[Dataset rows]

============

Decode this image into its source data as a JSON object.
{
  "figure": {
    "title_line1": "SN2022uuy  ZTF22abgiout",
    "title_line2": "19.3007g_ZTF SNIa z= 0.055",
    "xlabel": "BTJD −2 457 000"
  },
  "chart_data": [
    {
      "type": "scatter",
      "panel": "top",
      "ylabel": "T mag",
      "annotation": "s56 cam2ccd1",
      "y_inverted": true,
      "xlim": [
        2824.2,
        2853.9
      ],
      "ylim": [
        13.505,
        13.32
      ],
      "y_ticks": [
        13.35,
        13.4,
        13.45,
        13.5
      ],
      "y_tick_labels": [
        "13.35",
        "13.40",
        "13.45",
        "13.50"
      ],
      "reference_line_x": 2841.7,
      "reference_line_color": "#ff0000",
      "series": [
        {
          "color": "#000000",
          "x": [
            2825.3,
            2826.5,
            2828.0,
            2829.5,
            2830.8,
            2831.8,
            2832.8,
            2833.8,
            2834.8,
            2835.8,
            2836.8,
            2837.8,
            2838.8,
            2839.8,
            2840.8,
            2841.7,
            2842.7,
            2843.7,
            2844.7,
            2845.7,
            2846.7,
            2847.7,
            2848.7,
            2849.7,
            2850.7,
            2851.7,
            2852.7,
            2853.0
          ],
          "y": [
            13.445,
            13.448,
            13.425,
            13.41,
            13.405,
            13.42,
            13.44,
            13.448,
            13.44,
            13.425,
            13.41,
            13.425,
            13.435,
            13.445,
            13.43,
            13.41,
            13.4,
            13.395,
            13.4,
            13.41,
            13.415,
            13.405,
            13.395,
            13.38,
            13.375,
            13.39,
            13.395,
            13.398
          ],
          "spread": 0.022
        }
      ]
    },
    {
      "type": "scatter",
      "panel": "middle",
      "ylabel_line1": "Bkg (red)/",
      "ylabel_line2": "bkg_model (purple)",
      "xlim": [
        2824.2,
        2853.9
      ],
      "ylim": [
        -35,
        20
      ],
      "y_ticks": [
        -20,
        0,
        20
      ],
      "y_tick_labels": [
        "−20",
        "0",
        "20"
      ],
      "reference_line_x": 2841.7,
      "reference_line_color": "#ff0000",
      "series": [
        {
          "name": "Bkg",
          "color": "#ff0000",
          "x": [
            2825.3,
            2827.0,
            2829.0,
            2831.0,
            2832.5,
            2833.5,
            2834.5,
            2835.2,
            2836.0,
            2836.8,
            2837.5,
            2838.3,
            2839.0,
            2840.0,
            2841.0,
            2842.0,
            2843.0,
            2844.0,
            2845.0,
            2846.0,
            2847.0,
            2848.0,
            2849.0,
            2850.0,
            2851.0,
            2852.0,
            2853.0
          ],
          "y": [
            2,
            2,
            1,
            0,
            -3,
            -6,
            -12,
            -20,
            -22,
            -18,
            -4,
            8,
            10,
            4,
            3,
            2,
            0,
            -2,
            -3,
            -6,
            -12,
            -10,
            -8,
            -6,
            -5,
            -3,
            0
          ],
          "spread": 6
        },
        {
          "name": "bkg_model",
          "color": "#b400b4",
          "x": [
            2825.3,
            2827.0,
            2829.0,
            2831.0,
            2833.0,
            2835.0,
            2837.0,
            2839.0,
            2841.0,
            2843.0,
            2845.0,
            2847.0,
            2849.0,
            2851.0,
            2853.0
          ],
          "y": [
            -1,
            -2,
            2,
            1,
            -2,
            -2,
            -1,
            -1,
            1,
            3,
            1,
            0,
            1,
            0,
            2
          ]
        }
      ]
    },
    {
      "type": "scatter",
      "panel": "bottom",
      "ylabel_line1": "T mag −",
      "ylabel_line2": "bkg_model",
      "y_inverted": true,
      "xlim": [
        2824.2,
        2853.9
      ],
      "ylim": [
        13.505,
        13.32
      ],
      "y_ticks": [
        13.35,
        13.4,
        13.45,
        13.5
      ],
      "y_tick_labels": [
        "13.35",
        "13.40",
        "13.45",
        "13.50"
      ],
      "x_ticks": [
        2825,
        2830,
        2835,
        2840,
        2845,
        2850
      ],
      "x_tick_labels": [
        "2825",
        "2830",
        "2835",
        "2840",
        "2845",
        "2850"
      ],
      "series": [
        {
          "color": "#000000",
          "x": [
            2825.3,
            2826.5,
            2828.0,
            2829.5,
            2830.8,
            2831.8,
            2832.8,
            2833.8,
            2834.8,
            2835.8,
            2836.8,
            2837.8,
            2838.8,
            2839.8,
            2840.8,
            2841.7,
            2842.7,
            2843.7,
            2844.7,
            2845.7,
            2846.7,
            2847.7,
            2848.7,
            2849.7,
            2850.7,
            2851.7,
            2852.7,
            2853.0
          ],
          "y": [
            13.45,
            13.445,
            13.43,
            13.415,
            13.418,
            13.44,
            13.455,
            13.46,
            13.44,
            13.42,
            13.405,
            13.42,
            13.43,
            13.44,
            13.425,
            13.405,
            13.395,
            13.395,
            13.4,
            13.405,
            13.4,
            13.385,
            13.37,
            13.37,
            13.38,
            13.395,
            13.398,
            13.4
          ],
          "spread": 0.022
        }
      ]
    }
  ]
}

============

**Aim:** Copy every line of the material, please, keeping it exactly the same.

**Result:**
Decode this image into its source data as a JSON object.
{
  "figure": {
    "title_line1": "SN2022uuy  ZTF22abgiout",
    "title_line2": "19.3007g_ZTF SNIa z= 0.055",
    "xlabel": "BTJD −2 457 000"
  },
  "chart_data": [
    {
      "type": "scatter",
      "panel": "top",
      "ylabel": "T mag",
      "annotation": "s56 cam2ccd1",
      "y_inverted": true,
      "xlim": [
        2824.2,
        2853.9
      ],
      "ylim": [
        13.505,
        13.32
      ],
      "y_ticks": [
        13.35,
        13.4,
        13.45,
        13.5
      ],
      "y_tick_labels": [
        "13.35",
        "13.40",
        "13.45",
        "13.50"
      ],
      "reference_line_x": 2841.7,
      "reference_line_color": "#ff0000",
      "series": [
        {
          "color": "#000000",
          "x": [
            2825.3,
            2826.5,
            2828.0,
            2829.5,
            2830.8,
            2831.8,
            2832.8,
            2833.8,
            2834.8,
            2835.8,
            2836.8,
            2837.8,
            2838.8,
            2839.8,
            2840.8,
            2841.7,
            2842.7,
            2843.7,
            2844.7,
            2845.7,
            2846.7,
            2847.7,
            2848.7,
            2849.7,
            2850.7,
            2851.7,
            2852.7,
            2853.0
          ],
          "y": [
            13.445,
            13.448,
            13.425,
            13.41,
            13.405,
            13.42,
            13.44,
            13.448,
            13.44,
            13.425,
            13.41,
            13.425,
            13.435,
            13.445,
            13.43,
            13.41,
            13.4,
            13.395,
            13.4,
            13.41,
            13.415,
            13.405,
            13.395,
            13.38,
            13.375,
            13.39,
            13.395,
            13.398
          ],
          "spread": 0.022
        }
      ]
    },
    {
      "type": "scatter",
      "panel": "middle",
      "ylabel_line1": "Bkg (red)/",
      "ylabel_line2": "bkg_model (purple)",
      "xlim": [
        2824.2,
        2853.9
      ],
      "ylim": [
        -35,
        20
      ],
      "y_ticks": [
        -20,
        0,
        20
      ],
      "y_tick_labels": [
        "−20",
        "0",
        "20"
      ],
      "reference_line_x": 2841.7,
      "reference_line_color": "#ff0000",
      "series": [
        {
          "name": "Bkg",
          "color": "#ff0000",
          "x": [
            2825.3,
            2827.0,
            2829.0,
            2831.0,
            2832.5,
            2833.5,
            2834.5,
            2835.2,
            2836.0,
            2836.8,
            2837.5,
            2838.3,
            2839.0,
            2840.0,
            2841.0,
            2842.0,
            2843.0,
            2844.0,
            2845.0,
            2846.0,
            2847.0,
            2848.0,
            2849.0,
            2850.0,
            2851.0,
            2852.0,
            2853.0
          ],
          "y": [
            2,
            2,
            1,
            0,
            -3,
            -6,
            -12,
            -20,
            -22,
            -18,
            -4,
            8,
            10,
            4,
            3,
            2,
            0,
            -2,
            -3,
            -6,
            -12,
            -10,
            -8,
            -6,
            -5,
            -3,
            0
          ],
          "spread": 6
        },
        {
          "name": "bkg_model",
          "color": "#b400b4",
          "x": [
            2825.3,
            2827.0,
            2829.0,
            2831.0,
            2833.0,
            2835.0,
            2837.0,
            2839.0,
            2841.0,
            2843.0,
            2845.0,
            2847.0,
            2849.0,
            2851.0,
            2853.0
          ],
          "y": [
            -1,
            -2,
            2,
            1,
            -2,
            -2,
            -1,
            -1,
            1,
            3,
            1,
            0,
            1,
            0,
            2
          ]
        }
      ]
    },
    {
      "type": "scatter",
      "panel": "bottom",
      "ylabel_line1": "T mag −",
      "ylabel_line2": "bkg_model",
      "y_inverted": true,
      "xlim": [
        2824.2,
        2853.9
      ],
      "ylim": [
        13.505,
        13.32
      ],
      "y_ticks": [
        13.35,
        13.4,
        13.45,
        13.5
      ],
      "y_tick_labels": [
        "13.35",
        "13.40",
        "13.45",
        "13.50"
      ],
      "x_ticks": [
        2825,
        2830,
        2835,
        2840,
        2845,
        2850
      ],
      "x_tick_labels": [
        "2825",
        "2830",
        "2835",
        "2840",
        "2845",
        "2850"
      ],
      "series": [
        {
          "color": "#000000",
          "x": [
            2825.3,
            2826.5,
            2828.0,
            2829.5,
            2830.8,
            2831.8,
            2832.8,
            2833.8,
            2834.8,
            2835.8,
            2836.8,
            2837.8,
            2838.8,
            2839.8,
            2840.8,
            2841.7,
            2842.7,
            2843.7,
            2844.7,
            2845.7,
            2846.7,
            2847.7,
            2848.7,
            2849.7,
            2850.7,
            2851.7,
            2852.7,
            2853.0
          ],
          "y": [
            13.45,
            13.445,
            13.43,
            13.415,
            13.418,
            13.44,
            13.455,
            13.46,
            13.44,
            13.42,
            13.405,
            13.42,
            13.43,
            13.44,
            13.425,
            13.405,
            13.395,
            13.395,
            13.4,
            13.405,
            13.4,
            13.385,
            13.37,
            13.37,
            13.38,
            13.395,
            13.398,
            13.4
          ],
          "spread": 0.022
        }
      ]
    }
  ]
}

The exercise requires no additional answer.